- [Task description]: Please write out the records word for word, starting with the first line and going on through the line containing "section-divider: [8, 255, 547, 256]".

Element boundary records:
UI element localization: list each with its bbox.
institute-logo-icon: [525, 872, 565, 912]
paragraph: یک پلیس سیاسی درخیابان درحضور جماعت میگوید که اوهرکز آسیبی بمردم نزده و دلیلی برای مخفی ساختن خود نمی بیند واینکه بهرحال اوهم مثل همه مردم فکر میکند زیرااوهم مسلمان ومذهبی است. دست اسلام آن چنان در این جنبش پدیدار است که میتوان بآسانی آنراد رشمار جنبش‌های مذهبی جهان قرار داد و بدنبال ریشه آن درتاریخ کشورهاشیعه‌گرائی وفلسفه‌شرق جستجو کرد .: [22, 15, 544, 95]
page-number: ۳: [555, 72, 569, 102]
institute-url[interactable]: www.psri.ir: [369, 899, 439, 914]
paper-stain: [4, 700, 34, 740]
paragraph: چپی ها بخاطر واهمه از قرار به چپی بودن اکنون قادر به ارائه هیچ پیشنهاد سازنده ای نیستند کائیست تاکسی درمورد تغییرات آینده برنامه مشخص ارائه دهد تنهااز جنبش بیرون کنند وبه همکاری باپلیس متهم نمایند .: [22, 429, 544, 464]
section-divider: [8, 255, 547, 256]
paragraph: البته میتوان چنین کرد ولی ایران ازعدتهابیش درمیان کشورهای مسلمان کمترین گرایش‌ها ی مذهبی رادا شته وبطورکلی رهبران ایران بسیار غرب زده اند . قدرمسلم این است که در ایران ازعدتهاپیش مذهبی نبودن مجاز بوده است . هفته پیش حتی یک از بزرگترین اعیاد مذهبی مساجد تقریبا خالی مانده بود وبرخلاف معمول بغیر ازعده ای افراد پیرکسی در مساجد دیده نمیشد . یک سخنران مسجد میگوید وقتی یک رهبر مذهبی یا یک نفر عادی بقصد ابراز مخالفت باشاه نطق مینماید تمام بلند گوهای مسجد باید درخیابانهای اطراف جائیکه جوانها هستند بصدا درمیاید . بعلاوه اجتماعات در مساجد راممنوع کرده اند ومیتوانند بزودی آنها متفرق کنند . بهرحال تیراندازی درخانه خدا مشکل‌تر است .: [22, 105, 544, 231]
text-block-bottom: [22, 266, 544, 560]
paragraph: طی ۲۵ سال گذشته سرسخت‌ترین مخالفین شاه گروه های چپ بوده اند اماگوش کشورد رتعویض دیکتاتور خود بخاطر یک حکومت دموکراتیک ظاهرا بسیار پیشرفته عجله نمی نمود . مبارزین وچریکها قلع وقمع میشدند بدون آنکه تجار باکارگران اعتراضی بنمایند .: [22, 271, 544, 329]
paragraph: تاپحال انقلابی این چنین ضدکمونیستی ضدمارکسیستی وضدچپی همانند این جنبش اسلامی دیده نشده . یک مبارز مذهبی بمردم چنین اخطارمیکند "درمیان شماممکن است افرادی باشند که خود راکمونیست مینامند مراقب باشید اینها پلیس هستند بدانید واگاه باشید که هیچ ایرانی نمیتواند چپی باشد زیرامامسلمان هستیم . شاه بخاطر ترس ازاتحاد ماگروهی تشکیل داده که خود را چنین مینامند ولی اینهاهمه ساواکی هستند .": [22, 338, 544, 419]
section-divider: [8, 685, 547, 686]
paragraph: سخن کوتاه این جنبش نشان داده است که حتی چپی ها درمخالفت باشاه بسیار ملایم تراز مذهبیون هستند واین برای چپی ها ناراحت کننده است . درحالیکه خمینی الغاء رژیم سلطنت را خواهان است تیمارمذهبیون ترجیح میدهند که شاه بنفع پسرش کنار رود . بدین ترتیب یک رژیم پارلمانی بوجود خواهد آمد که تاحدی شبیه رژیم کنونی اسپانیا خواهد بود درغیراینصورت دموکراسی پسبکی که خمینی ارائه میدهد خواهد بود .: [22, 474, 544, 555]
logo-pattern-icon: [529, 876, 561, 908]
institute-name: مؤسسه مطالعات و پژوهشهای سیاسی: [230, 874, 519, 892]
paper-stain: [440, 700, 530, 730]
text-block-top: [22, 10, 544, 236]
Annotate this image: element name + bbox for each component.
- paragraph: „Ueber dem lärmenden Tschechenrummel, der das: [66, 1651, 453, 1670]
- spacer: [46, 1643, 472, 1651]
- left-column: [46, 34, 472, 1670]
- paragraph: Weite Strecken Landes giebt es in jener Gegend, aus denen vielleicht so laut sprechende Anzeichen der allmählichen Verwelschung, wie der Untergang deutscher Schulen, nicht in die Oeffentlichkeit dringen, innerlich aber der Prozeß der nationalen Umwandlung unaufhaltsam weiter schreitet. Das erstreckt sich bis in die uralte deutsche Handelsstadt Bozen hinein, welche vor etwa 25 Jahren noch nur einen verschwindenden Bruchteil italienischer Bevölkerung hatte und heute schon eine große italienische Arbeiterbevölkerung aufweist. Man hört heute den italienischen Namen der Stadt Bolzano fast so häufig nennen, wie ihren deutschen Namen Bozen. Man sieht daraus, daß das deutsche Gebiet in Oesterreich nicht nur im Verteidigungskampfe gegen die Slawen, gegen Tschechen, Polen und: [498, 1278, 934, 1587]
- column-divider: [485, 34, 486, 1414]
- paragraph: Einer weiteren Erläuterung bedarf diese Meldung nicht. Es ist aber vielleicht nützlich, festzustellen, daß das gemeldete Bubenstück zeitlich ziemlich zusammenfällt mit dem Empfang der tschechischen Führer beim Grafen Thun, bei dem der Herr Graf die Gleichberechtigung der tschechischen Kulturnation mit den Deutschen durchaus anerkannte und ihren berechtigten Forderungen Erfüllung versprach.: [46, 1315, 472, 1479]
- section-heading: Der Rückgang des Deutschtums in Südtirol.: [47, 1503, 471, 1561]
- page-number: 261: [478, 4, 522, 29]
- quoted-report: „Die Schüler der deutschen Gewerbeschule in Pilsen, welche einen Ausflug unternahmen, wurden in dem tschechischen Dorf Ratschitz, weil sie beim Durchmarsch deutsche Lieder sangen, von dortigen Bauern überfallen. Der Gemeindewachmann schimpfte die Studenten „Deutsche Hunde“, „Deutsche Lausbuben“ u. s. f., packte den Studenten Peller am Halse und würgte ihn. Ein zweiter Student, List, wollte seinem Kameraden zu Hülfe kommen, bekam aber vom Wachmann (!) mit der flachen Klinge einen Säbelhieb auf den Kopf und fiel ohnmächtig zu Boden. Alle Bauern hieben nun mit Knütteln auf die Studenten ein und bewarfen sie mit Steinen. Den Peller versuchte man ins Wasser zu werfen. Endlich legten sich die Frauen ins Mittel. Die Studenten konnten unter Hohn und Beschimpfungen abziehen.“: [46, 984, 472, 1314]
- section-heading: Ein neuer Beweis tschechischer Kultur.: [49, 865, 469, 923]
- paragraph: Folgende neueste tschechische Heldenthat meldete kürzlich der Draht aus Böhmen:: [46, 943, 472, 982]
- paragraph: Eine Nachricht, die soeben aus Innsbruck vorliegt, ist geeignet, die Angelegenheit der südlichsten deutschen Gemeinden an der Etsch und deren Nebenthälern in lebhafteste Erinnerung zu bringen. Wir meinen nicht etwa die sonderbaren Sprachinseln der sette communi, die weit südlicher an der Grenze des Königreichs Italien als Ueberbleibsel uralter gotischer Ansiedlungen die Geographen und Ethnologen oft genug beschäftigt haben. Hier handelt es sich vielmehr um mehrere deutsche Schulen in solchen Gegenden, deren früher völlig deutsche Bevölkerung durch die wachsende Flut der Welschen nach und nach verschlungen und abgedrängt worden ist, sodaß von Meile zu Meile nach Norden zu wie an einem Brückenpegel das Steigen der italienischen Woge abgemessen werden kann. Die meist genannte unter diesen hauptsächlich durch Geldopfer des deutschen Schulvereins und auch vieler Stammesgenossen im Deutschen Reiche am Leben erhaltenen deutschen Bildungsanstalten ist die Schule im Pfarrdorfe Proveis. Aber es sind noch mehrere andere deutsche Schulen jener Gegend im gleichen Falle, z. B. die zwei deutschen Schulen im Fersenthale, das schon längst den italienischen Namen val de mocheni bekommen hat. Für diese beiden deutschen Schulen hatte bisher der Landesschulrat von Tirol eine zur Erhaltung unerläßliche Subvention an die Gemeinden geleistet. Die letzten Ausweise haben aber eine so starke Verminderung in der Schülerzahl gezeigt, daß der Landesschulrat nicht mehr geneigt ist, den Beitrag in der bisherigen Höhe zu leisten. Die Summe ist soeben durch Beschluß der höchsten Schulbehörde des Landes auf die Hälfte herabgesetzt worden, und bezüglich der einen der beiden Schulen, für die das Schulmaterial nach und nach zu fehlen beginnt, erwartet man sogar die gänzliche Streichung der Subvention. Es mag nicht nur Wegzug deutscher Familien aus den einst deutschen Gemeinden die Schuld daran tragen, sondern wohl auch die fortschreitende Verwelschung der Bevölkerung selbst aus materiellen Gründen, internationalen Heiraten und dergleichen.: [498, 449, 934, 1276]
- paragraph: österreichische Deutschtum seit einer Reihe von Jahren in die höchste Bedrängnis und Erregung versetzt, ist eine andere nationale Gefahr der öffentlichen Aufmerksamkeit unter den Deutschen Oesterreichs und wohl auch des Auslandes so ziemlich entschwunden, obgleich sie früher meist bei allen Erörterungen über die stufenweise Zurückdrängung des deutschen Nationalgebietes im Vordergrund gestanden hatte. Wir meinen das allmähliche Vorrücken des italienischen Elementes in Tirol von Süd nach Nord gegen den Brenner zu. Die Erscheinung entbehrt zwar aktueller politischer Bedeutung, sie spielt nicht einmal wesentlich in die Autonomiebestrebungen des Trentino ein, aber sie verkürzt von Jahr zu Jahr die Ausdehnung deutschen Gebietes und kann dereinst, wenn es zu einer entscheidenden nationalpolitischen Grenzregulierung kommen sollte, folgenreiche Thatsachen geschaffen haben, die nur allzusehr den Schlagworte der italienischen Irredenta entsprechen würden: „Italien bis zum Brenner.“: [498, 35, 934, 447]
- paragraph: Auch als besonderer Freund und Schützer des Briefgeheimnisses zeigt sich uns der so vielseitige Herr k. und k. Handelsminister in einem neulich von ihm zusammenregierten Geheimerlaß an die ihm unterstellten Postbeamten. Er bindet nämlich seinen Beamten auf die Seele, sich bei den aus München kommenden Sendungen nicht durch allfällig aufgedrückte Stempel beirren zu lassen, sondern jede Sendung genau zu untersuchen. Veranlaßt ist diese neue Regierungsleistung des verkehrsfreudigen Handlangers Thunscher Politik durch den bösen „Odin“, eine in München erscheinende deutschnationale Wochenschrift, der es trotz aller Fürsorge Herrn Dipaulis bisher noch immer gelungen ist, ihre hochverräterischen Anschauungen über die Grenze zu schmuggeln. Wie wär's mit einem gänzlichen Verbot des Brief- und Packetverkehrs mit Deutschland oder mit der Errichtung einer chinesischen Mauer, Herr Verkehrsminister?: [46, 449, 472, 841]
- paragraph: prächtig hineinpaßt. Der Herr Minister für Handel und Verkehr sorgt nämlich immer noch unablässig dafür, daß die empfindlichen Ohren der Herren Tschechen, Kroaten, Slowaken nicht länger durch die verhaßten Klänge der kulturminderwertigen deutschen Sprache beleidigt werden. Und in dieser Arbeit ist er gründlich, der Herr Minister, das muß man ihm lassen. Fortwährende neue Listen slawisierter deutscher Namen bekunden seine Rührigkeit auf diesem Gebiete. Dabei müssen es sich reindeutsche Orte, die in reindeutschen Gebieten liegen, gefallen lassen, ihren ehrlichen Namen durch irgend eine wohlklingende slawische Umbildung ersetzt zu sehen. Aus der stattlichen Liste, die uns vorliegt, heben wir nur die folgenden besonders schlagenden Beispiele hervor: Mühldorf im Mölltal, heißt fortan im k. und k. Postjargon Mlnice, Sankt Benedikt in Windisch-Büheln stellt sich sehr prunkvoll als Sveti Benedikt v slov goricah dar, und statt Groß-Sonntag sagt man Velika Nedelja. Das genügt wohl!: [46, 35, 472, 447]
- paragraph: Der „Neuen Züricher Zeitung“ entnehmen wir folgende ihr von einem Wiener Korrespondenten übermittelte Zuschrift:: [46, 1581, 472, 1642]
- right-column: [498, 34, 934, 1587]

- [Exercise answer]:
UI element localization: list each with its bbox.
institute-logo-icon: [525, 872, 565, 912]
paragraph: یک پلیس سیاسی درخیابان درحضور جماعت میگوید که اوهرکز آسیبی بمردم نزده و دلیلی برای مخفی ساختن خود نمی بیند واینکه بهرحال اوهم مثل همه مردم فکر میکند زیرااوهم مسلمان ومذهبی است. دست اسلام آن چنان در این جنبش پدیدار است که میتوان بآسانی آنراد رشمار جنبش‌های مذهبی جهان قرار داد و بدنبال ریشه آن درتاریخ کشورهاشیعه‌گرائی وفلسفه‌شرق جستجو کرد .: [22, 15, 544, 95]
page-number: ۳: [555, 72, 569, 102]
institute-url[interactable]: www.psri.ir: [369, 899, 439, 914]
paper-stain: [4, 700, 34, 740]
paragraph: چپی ها بخاطر واهمه از قرار به چپی بودن اکنون قادر به ارائه هیچ پیشنهاد سازنده ای نیستند کائیست تاکسی درمورد تغییرات آینده برنامه مشخص ارائه دهد تنهااز جنبش بیرون کنند وبه همکاری باپلیس متهم نمایند .: [22, 429, 544, 464]
section-divider: [8, 255, 547, 256]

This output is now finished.